Aim: Copy every line of the data exactly, leaving nothing out.

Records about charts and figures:
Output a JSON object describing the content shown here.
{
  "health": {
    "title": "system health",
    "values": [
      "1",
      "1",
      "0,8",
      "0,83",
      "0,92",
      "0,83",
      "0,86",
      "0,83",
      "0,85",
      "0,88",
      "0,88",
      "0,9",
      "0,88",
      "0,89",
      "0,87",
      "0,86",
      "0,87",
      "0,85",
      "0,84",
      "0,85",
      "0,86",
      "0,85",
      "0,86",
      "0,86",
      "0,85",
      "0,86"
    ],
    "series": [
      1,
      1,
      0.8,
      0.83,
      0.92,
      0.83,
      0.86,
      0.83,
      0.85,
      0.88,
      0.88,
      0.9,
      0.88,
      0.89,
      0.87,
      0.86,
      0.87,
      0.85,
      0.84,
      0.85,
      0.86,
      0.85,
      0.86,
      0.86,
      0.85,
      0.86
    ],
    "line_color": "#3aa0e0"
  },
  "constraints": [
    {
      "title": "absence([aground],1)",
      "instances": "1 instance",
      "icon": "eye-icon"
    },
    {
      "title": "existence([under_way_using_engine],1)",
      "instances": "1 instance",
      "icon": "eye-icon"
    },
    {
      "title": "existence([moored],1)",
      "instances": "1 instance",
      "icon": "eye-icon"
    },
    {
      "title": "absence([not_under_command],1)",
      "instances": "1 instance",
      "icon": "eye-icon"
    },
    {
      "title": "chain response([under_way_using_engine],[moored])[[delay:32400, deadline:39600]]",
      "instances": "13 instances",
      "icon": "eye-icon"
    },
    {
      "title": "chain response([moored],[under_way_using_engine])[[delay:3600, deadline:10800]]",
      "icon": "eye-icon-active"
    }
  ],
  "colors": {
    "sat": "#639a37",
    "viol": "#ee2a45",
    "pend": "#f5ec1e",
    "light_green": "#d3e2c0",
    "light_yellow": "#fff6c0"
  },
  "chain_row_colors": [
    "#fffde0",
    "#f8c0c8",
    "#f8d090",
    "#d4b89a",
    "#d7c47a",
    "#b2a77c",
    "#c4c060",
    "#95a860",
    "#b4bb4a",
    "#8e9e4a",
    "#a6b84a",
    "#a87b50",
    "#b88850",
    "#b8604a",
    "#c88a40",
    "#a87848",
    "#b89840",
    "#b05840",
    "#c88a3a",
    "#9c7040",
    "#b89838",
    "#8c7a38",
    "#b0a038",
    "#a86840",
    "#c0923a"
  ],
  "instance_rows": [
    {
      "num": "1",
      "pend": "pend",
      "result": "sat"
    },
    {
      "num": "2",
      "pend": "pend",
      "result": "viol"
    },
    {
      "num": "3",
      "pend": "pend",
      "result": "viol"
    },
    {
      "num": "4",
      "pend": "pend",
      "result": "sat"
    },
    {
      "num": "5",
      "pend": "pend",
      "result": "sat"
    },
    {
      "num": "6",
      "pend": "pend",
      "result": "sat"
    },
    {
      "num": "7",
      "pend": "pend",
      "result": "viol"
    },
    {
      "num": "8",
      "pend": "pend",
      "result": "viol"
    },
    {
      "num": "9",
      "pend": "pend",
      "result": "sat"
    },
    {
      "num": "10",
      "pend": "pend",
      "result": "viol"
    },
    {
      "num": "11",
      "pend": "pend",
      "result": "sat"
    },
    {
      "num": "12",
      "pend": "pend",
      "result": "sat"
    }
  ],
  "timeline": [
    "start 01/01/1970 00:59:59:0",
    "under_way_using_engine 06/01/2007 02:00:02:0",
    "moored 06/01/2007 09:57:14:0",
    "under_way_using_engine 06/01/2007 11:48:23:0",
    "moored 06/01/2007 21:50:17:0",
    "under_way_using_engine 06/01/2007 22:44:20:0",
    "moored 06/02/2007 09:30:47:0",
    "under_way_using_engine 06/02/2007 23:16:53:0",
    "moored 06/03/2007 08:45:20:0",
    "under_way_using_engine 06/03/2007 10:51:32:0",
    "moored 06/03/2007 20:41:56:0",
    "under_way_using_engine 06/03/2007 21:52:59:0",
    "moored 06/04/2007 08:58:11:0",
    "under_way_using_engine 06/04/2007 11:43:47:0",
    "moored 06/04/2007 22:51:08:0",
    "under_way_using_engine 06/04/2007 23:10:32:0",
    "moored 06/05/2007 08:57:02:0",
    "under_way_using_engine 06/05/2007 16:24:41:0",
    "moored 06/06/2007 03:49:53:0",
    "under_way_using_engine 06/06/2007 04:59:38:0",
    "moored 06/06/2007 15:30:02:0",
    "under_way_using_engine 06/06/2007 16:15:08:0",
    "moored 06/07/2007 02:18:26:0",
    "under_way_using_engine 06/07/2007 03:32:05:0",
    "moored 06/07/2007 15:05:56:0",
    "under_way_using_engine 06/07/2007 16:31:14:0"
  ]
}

Worked solution:
Output a JSON object describing the content shown here.
{
  "health": {
    "title": "system health",
    "values": [
      "1",
      "1",
      "0,8",
      "0,83",
      "0,92",
      "0,83",
      "0,86",
      "0,83",
      "0,85",
      "0,88",
      "0,88",
      "0,9",
      "0,88",
      "0,89",
      "0,87",
      "0,86",
      "0,87",
      "0,85",
      "0,84",
      "0,85",
      "0,86",
      "0,85",
      "0,86",
      "0,86",
      "0,85",
      "0,86"
    ],
    "series": [
      1,
      1,
      0.8,
      0.83,
      0.92,
      0.83,
      0.86,
      0.83,
      0.85,
      0.88,
      0.88,
      0.9,
      0.88,
      0.89,
      0.87,
      0.86,
      0.87,
      0.85,
      0.84,
      0.85,
      0.86,
      0.85,
      0.86,
      0.86,
      0.85,
      0.86
    ],
    "line_color": "#3aa0e0"
  },
  "constraints": [
    {
      "title": "absence([aground],1)",
      "instances": "1 instance",
      "icon": "eye-icon"
    },
    {
      "title": "existence([under_way_using_engine],1)",
      "instances": "1 instance",
      "icon": "eye-icon"
    },
    {
      "title": "existence([moored],1)",
      "instances": "1 instance",
      "icon": "eye-icon"
    },
    {
      "title": "absence([not_under_command],1)",
      "instances": "1 instance",
      "icon": "eye-icon"
    },
    {
      "title": "chain response([under_way_using_engine],[moored])[[delay:32400, deadline:39600]]",
      "instances": "13 instances",
      "icon": "eye-icon"
    },
    {
      "title": "chain response([moored],[under_way_using_engine])[[delay:3600, deadline:10800]]",
      "icon": "eye-icon-active"
    }
  ],
  "colors": {
    "sat": "#639a37",
    "viol": "#ee2a45",
    "pend": "#f5ec1e",
    "light_green": "#d3e2c0",
    "light_yellow": "#fff6c0"
  },
  "chain_row_colors": [
    "#fffde0",
    "#f8c0c8",
    "#f8d090",
    "#d4b89a",
    "#d7c47a",
    "#b2a77c",
    "#c4c060",
    "#95a860",
    "#b4bb4a",
    "#8e9e4a",
    "#a6b84a",
    "#a87b50",
    "#b88850",
    "#b8604a",
    "#c88a40",
    "#a87848",
    "#b89840",
    "#b05840",
    "#c88a3a",
    "#9c7040",
    "#b89838",
    "#8c7a38",
    "#b0a038",
    "#a86840",
    "#c0923a"
  ],
  "instance_rows": [
    {
      "num": "1",
      "pend": "pend",
      "result": "sat"
    },
    {
      "num": "2",
      "pend": "pend",
      "result": "viol"
    },
    {
      "num": "3",
      "pend": "pend",
      "result": "viol"
    },
    {
      "num": "4",
      "pend": "pend",
      "result": "sat"
    },
    {
      "num": "5",
      "pend": "pend",
      "result": "sat"
    },
    {
      "num": "6",
      "pend": "pend",
      "result": "sat"
    },
    {
      "num": "7",
      "pend": "pend",
      "result": "viol"
    },
    {
      "num": "8",
      "pend": "pend",
      "result": "viol"
    },
    {
      "num": "9",
      "pend": "pend",
      "result": "sat"
    },
    {
      "num": "10",
      "pend": "pend",
      "result": "viol"
    },
    {
      "num": "11",
      "pend": "pend",
      "result": "sat"
    },
    {
      "num": "12",
      "pend": "pend",
      "result": "sat"
    }
  ],
  "timeline": [
    "start 01/01/1970 00:59:59:0",
    "under_way_using_engine 06/01/2007 02:00:02:0",
    "moored 06/01/2007 09:57:14:0",
    "under_way_using_engine 06/01/2007 11:48:23:0",
    "moored 06/01/2007 21:50:17:0",
    "under_way_using_engine 06/01/2007 22:44:20:0",
    "moored 06/02/2007 09:30:47:0",
    "under_way_using_engine 06/02/2007 23:16:53:0",
    "moored 06/03/2007 08:45:20:0",
    "under_way_using_engine 06/03/2007 10:51:32:0",
    "moored 06/03/2007 20:41:56:0",
    "under_way_using_engine 06/03/2007 21:52:59:0",
    "moored 06/04/2007 08:58:11:0",
    "under_way_using_engine 06/04/2007 11:43:47:0",
    "moored 06/04/2007 22:51:08:0",
    "under_way_using_engine 06/04/2007 23:10:32:0",
    "moored 06/05/2007 08:57:02:0",
    "under_way_using_engine 06/05/2007 16:24:41:0",
    "moored 06/06/2007 03:49:53:0",
    "under_way_using_engine 06/06/2007 04:59:38:0",
    "moored 06/06/2007 15:30:02:0",
    "under_way_using_engine 06/06/2007 16:15:08:0",
    "moored 06/07/2007 02:18:26:0",
    "under_way_using_engine 06/07/2007 03:32:05:0",
    "moored 06/07/2007 15:05:56:0",
    "under_way_using_engine 06/07/2007 16:31:14:0"
  ]
}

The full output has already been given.